-- Exercise instructions --
Read the records and write them out again exactly.
# Entries supplied start
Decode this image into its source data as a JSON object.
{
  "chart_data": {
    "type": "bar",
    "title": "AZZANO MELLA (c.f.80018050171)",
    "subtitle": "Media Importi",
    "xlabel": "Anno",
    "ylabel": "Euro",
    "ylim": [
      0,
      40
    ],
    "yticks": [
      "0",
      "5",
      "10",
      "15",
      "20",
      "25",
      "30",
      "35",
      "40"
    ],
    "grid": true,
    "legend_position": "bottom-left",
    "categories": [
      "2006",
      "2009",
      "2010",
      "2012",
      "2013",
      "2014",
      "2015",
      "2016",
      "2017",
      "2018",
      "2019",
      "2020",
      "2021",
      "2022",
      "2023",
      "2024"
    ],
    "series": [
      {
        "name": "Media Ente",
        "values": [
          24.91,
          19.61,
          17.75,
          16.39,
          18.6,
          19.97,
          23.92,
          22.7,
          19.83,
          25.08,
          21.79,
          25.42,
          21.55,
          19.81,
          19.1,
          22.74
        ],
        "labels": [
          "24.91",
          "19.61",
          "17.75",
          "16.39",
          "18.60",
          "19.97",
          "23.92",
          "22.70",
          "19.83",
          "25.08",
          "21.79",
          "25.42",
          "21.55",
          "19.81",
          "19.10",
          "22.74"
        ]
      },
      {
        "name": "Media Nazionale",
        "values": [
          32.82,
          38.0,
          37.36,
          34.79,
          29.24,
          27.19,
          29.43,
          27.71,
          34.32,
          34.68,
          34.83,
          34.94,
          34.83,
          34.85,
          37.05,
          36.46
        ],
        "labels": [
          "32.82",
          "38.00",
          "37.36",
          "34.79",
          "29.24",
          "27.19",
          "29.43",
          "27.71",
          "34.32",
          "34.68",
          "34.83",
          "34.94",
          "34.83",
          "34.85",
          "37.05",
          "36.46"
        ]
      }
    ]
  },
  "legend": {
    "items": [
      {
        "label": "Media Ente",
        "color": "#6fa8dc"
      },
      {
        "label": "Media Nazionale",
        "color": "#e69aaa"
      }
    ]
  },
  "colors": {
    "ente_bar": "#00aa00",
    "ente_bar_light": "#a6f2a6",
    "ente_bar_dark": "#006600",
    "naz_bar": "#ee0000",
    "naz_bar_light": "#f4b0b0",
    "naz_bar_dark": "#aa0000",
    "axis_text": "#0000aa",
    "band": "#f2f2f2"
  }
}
# Entries supplied end
-- Task answer --
Decode this image into its source data as a JSON object.
{
  "chart_data": {
    "type": "bar",
    "title": "AZZANO MELLA (c.f.80018050171)",
    "subtitle": "Media Importi",
    "xlabel": "Anno",
    "ylabel": "Euro",
    "ylim": [
      0,
      40
    ],
    "yticks": [
      "0",
      "5",
      "10",
      "15",
      "20",
      "25",
      "30",
      "35",
      "40"
    ],
    "grid": true,
    "legend_position": "bottom-left",
    "categories": [
      "2006",
      "2009",
      "2010",
      "2012",
      "2013",
      "2014",
      "2015",
      "2016",
      "2017",
      "2018",
      "2019",
      "2020",
      "2021",
      "2022",
      "2023",
      "2024"
    ],
    "series": [
      {
        "name": "Media Ente",
        "values": [
          24.91,
          19.61,
          17.75,
          16.39,
          18.6,
          19.97,
          23.92,
          22.7,
          19.83,
          25.08,
          21.79,
          25.42,
          21.55,
          19.81,
          19.1,
          22.74
        ],
        "labels": [
          "24.91",
          "19.61",
          "17.75",
          "16.39",
          "18.60",
          "19.97",
          "23.92",
          "22.70",
          "19.83",
          "25.08",
          "21.79",
          "25.42",
          "21.55",
          "19.81",
          "19.10",
          "22.74"
        ]
      },
      {
        "name": "Media Nazionale",
        "values": [
          32.82,
          38.0,
          37.36,
          34.79,
          29.24,
          27.19,
          29.43,
          27.71,
          34.32,
          34.68,
          34.83,
          34.94,
          34.83,
          34.85,
          37.05,
          36.46
        ],
        "labels": [
          "32.82",
          "38.00",
          "37.36",
          "34.79",
          "29.24",
          "27.19",
          "29.43",
          "27.71",
          "34.32",
          "34.68",
          "34.83",
          "34.94",
          "34.83",
          "34.85",
          "37.05",
          "36.46"
        ]
      }
    ]
  },
  "legend": {
    "items": [
      {
        "label": "Media Ente",
        "color": "#6fa8dc"
      },
      {
        "label": "Media Nazionale",
        "color": "#e69aaa"
      }
    ]
  },
  "colors": {
    "ente_bar": "#00aa00",
    "ente_bar_light": "#a6f2a6",
    "ente_bar_dark": "#006600",
    "naz_bar": "#ee0000",
    "naz_bar_light": "#f4b0b0",
    "naz_bar_dark": "#aa0000",
    "axis_text": "#0000aa",
    "band": "#f2f2f2"
  }
}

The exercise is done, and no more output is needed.